### What to work on
Provide nothing beyond the count of lines that include the string "ὄμορφο".

### Material to process
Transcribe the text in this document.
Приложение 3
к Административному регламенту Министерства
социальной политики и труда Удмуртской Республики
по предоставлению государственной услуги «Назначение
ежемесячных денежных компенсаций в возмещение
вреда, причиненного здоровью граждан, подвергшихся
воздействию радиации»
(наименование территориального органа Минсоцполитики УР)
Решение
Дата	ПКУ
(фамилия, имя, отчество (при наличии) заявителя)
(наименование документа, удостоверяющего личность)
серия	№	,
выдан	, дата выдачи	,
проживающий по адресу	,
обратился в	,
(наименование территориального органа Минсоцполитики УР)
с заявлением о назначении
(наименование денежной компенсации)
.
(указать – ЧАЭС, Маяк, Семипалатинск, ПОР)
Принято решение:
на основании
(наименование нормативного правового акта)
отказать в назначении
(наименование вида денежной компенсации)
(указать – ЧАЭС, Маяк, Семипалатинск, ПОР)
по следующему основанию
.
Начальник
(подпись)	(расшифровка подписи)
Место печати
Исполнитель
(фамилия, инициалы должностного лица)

* * *

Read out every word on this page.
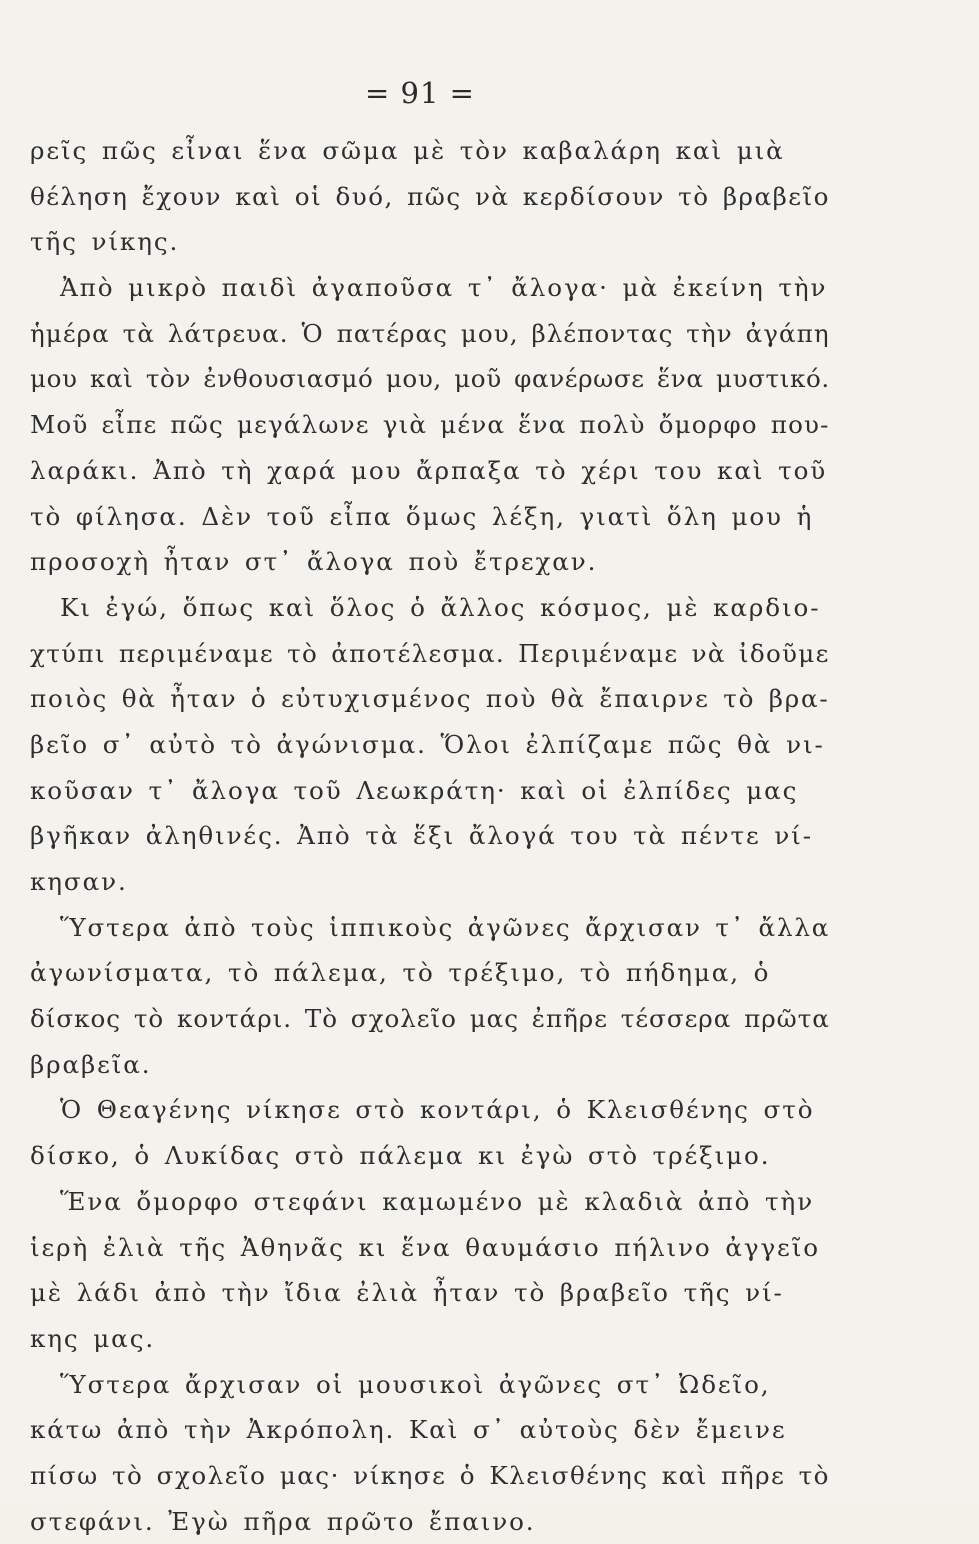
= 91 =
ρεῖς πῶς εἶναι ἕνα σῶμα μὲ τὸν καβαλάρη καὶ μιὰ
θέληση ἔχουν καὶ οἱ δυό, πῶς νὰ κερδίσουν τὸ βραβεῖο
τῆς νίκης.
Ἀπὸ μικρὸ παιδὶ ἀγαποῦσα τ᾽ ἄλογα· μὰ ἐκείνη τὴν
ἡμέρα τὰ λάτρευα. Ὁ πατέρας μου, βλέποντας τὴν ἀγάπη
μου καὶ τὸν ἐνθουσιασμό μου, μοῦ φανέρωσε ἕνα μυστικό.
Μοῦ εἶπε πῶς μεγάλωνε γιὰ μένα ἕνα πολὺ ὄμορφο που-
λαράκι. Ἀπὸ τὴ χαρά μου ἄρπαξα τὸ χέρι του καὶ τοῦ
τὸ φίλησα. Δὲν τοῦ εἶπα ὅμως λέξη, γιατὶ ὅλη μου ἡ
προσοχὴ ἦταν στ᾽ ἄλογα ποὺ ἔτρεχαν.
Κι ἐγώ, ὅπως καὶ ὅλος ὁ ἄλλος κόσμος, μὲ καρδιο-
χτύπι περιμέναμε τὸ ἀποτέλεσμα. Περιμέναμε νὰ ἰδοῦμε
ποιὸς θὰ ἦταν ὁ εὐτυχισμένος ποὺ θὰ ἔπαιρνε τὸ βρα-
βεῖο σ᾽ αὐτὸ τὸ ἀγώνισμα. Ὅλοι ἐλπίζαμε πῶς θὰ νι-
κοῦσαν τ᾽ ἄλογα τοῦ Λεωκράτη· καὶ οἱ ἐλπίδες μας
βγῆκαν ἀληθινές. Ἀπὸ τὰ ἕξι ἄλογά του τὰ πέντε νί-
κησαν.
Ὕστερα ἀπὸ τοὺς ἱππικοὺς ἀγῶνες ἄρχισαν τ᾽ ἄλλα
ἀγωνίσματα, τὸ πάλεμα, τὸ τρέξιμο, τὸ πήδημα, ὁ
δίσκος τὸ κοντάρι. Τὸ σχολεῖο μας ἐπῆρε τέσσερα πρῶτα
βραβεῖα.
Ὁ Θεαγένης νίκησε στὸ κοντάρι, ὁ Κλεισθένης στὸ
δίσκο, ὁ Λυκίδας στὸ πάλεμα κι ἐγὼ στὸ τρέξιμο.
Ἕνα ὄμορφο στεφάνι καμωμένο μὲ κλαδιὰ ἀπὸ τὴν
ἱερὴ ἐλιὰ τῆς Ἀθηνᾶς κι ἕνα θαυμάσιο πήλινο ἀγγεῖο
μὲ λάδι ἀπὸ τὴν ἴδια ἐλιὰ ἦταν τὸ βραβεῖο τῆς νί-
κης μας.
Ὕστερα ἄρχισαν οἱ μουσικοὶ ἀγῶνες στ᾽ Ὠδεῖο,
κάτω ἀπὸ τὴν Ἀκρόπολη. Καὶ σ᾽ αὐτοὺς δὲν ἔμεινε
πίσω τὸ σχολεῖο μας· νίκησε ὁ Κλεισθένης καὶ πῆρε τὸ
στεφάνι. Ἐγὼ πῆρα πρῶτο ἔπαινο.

### Written response
2